### Work to be completed
From the data, return each line holding the word "document".

### Source data
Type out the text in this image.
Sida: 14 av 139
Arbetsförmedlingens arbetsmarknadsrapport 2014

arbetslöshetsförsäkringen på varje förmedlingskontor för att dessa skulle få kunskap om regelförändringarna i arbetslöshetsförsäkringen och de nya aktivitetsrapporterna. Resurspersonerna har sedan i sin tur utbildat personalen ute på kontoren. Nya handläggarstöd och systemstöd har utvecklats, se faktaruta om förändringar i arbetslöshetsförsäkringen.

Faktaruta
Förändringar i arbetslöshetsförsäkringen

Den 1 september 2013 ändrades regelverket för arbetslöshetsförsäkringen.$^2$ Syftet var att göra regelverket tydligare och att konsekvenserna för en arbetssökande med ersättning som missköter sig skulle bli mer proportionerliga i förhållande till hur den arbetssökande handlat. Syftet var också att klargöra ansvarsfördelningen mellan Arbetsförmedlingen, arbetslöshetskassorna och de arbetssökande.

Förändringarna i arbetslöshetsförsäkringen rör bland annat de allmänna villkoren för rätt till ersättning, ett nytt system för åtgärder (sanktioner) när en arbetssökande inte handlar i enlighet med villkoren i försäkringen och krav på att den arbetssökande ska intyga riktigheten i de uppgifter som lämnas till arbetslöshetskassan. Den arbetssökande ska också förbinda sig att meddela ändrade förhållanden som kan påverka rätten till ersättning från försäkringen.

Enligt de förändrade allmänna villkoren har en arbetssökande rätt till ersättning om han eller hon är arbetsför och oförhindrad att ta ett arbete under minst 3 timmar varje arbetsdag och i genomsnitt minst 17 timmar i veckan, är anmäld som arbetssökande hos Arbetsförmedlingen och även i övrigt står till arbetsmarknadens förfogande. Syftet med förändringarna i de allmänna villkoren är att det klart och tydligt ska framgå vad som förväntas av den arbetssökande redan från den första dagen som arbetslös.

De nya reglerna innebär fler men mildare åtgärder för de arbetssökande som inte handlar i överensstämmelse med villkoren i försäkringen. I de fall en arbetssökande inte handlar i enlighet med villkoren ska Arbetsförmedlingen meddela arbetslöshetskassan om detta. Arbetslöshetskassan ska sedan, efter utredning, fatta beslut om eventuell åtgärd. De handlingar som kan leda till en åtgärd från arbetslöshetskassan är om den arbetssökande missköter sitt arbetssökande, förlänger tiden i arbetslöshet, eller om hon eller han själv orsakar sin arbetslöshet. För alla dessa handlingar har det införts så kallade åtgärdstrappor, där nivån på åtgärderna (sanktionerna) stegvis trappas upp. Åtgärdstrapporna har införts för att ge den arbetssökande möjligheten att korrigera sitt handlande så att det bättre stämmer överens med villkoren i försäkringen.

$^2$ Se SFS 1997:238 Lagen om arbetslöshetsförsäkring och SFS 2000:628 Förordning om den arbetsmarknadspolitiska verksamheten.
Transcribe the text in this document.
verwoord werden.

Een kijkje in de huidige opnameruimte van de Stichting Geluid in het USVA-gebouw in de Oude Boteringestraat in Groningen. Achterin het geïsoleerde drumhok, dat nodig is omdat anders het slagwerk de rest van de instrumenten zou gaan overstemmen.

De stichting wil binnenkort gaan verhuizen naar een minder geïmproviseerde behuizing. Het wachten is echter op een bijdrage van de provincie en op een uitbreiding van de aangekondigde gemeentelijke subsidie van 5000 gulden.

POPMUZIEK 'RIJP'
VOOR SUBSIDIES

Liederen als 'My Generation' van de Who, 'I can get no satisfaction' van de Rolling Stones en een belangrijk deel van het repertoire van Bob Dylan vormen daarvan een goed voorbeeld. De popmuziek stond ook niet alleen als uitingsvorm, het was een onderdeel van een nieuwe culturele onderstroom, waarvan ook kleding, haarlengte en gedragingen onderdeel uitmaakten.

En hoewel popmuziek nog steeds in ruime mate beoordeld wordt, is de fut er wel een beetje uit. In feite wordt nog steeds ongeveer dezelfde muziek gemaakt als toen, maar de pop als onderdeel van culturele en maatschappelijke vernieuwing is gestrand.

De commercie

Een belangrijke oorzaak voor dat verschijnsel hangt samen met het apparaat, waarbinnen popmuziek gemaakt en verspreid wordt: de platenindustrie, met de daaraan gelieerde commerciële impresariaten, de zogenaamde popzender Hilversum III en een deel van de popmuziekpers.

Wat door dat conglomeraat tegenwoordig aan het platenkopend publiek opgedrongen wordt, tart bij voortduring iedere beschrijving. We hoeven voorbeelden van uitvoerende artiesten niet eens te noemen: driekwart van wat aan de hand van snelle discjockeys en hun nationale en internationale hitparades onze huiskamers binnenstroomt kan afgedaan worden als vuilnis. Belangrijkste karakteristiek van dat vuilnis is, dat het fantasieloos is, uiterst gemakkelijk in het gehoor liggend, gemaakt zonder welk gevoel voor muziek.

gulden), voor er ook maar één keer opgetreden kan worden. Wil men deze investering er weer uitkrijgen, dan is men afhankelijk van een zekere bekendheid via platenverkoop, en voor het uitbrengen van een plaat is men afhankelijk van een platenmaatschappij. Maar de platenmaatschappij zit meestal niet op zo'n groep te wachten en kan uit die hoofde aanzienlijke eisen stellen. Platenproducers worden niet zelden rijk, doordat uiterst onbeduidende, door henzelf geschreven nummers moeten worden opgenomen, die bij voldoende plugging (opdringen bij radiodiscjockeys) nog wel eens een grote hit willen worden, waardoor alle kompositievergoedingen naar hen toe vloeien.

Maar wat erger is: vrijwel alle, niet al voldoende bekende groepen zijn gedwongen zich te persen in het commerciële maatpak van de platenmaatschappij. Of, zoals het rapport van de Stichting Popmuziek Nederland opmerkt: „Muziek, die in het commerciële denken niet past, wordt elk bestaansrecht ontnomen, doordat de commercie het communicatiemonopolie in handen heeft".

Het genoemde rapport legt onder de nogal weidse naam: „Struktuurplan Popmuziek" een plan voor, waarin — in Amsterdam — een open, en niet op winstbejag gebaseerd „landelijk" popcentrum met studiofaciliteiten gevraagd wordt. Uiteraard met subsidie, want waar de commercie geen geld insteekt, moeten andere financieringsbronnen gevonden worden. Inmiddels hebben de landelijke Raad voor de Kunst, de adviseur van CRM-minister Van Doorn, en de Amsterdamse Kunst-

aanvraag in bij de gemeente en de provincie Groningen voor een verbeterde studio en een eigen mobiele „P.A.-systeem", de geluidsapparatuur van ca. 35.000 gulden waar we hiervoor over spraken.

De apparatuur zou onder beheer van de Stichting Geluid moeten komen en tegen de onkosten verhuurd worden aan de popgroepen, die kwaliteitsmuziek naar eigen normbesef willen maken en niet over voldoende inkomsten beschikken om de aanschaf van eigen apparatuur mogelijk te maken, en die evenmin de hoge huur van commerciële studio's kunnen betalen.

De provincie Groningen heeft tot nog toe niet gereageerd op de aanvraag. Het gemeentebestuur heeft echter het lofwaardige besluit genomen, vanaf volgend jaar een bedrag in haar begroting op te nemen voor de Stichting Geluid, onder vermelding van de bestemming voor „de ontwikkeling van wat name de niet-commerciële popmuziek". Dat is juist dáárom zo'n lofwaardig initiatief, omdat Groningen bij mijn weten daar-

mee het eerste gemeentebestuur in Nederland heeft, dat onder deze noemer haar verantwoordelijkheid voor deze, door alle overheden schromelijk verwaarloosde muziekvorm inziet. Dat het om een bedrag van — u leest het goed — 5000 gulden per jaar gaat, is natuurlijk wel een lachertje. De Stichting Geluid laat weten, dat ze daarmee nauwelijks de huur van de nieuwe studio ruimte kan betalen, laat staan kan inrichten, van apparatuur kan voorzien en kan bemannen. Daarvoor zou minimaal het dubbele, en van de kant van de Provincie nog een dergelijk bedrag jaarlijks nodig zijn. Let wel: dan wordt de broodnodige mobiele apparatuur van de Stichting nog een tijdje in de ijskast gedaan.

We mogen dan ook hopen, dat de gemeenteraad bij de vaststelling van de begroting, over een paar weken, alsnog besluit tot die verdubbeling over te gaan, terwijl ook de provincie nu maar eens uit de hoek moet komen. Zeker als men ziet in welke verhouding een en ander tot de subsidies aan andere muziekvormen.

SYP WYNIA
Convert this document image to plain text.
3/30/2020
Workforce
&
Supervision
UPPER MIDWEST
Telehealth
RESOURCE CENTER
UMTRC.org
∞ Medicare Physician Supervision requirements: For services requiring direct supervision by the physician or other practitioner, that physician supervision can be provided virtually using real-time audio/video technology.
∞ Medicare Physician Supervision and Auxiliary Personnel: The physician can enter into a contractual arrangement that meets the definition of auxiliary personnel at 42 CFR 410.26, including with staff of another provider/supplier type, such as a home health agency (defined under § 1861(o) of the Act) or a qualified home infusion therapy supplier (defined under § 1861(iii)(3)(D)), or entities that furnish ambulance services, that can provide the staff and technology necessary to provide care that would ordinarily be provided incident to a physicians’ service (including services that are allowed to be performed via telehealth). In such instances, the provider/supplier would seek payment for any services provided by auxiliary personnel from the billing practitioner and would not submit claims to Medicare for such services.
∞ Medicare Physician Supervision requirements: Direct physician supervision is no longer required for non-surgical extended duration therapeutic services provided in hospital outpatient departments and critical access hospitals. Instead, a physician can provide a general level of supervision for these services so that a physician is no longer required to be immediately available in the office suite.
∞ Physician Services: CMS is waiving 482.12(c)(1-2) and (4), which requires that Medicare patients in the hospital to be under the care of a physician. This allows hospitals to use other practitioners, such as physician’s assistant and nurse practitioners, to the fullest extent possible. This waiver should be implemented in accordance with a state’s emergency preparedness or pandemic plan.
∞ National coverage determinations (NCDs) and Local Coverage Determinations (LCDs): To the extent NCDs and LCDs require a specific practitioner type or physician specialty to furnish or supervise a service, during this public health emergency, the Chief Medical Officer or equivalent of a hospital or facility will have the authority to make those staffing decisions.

### Exercise answer
Transcribe the text in this document.
Convert this document image to plain text.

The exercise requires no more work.